(Dataset listings of figures)
※

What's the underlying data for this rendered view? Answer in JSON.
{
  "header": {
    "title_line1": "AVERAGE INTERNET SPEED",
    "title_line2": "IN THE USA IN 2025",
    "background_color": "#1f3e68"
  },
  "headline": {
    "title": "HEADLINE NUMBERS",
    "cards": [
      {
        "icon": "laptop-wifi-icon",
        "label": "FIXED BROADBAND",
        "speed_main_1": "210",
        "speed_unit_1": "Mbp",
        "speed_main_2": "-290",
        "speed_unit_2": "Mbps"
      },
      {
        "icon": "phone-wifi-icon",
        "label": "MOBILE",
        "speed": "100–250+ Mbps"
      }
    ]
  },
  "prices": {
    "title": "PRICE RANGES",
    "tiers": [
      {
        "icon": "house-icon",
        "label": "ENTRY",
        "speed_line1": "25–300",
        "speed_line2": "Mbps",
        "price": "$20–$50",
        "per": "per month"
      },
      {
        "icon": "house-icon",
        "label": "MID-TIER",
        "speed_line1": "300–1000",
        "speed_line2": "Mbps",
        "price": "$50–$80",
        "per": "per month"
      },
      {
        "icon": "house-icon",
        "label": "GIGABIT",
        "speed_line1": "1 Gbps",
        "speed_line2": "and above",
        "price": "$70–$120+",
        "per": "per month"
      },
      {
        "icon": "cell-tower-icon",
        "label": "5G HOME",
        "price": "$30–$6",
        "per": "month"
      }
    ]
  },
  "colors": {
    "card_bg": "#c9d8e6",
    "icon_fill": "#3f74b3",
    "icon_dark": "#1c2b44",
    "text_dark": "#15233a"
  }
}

※

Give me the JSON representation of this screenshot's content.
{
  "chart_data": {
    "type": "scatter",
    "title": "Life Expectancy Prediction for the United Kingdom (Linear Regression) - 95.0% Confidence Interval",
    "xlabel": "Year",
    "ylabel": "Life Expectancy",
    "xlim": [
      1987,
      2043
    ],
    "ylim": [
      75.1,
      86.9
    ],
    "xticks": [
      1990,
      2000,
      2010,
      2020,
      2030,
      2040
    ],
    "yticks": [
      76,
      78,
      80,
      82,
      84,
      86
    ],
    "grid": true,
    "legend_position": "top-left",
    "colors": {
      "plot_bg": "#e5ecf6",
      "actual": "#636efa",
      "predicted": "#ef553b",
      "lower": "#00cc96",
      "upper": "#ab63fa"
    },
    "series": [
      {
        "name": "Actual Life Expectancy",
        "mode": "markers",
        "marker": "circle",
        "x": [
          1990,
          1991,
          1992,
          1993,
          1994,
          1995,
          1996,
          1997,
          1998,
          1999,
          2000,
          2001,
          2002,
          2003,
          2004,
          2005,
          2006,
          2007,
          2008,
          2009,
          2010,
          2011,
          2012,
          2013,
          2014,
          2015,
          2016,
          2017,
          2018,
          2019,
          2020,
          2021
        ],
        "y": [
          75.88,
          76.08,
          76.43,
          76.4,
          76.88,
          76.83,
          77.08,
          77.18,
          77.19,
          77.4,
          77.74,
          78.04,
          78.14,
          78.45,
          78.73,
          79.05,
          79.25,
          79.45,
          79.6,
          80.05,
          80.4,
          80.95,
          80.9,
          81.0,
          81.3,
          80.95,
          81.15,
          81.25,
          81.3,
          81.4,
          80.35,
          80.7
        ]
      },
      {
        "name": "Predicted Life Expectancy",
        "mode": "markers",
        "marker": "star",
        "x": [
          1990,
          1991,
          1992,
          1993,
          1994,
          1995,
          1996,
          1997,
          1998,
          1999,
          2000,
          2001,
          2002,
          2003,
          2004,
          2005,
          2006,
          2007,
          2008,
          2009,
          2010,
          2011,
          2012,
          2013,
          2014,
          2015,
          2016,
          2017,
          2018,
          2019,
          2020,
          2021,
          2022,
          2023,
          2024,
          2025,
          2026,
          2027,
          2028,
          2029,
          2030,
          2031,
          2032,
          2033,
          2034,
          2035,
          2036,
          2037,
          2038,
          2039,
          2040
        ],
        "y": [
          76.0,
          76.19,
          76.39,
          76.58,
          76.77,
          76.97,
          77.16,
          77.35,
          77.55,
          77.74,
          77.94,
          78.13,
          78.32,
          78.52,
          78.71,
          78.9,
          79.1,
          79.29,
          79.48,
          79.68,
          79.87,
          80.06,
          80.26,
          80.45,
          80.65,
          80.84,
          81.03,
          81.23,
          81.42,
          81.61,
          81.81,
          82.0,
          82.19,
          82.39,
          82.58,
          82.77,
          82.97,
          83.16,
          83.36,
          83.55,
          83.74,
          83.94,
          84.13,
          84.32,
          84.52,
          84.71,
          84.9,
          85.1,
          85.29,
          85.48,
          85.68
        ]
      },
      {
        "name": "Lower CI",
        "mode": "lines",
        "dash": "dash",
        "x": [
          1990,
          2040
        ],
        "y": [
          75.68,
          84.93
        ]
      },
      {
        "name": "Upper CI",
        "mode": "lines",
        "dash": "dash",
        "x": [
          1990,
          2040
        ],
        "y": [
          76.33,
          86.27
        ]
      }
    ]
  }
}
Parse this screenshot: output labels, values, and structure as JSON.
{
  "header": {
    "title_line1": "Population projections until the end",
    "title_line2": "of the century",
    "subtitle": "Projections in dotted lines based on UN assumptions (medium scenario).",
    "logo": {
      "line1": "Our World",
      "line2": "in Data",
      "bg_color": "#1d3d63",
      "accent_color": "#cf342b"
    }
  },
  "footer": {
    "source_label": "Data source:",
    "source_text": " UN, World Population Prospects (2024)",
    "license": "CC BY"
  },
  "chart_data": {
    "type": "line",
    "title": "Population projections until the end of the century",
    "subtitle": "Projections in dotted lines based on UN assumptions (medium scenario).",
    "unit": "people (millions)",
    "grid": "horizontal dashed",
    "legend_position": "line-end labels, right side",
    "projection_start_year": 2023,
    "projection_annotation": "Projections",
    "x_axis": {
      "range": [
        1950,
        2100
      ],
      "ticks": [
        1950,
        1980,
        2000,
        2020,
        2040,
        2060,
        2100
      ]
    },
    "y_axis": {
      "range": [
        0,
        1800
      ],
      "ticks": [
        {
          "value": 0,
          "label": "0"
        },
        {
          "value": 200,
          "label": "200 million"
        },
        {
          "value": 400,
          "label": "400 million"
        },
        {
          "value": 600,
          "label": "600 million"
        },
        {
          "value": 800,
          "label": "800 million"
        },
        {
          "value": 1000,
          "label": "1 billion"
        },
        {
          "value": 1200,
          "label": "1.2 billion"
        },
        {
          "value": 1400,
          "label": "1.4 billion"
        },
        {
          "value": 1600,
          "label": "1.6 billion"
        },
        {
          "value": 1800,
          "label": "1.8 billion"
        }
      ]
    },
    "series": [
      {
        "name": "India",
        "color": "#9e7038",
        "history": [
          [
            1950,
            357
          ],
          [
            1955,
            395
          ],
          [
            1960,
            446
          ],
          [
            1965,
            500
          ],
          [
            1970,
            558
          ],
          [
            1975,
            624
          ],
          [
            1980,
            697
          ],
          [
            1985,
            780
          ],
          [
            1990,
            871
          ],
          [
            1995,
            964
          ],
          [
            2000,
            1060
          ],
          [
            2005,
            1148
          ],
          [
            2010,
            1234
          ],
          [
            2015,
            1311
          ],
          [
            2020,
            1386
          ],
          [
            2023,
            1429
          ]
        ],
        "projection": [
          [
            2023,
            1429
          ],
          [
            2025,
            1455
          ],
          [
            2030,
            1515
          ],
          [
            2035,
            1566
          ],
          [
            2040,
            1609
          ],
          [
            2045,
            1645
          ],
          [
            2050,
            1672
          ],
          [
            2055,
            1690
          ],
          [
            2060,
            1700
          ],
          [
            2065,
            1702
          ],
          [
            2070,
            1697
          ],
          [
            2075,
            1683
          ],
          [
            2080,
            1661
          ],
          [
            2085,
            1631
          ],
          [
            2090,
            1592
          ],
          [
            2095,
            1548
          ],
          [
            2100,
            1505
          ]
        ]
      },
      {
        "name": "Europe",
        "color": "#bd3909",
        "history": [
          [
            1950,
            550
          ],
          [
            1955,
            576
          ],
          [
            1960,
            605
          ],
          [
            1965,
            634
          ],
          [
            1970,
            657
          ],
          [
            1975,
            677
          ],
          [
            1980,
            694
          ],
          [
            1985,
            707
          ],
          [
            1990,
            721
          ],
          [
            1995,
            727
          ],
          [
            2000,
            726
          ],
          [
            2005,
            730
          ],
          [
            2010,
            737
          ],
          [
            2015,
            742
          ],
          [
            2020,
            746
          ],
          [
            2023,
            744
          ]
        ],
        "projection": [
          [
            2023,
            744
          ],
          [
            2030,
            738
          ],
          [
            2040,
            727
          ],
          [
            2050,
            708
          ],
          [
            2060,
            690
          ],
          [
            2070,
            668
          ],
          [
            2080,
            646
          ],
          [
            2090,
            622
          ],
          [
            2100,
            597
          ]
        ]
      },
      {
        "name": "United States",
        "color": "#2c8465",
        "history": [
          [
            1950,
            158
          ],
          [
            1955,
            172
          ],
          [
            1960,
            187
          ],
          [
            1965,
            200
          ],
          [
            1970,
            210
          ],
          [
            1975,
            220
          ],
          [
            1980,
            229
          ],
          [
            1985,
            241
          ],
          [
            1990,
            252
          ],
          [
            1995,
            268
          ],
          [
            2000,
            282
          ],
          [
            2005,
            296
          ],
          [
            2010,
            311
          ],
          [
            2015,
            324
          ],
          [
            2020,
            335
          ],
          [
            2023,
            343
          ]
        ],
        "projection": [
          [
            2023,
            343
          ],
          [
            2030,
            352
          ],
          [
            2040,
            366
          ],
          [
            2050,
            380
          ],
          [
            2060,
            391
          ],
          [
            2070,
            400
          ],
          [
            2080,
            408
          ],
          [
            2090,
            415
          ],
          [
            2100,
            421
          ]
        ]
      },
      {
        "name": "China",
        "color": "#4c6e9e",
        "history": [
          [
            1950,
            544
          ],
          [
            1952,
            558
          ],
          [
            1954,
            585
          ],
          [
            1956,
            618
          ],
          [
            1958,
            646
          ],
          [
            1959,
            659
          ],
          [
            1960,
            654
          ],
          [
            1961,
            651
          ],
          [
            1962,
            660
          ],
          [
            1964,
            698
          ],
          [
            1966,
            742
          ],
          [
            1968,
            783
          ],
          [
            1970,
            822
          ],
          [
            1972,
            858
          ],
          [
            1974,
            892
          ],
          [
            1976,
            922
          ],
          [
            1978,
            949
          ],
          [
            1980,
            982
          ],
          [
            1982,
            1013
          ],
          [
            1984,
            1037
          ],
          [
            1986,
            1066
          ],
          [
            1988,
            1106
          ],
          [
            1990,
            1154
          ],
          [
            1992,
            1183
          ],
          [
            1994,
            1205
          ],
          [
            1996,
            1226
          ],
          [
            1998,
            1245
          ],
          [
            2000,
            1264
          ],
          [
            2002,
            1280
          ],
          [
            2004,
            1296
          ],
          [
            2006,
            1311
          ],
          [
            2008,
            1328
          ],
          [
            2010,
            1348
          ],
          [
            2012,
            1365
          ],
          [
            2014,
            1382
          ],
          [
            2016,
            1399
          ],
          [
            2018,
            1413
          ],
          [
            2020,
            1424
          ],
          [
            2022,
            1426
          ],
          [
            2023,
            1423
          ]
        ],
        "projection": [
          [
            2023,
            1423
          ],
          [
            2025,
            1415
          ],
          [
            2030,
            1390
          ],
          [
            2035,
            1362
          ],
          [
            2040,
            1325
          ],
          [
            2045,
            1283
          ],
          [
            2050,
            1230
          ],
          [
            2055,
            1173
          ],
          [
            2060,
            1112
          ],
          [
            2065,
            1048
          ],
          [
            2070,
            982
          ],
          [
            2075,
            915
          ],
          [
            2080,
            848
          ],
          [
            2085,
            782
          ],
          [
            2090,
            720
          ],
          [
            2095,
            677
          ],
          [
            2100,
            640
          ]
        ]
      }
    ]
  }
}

※

*Task prompt*. Report how many lines of the entries hold the word "Expectancy". Nothing else is needed.

*The completed task*. 4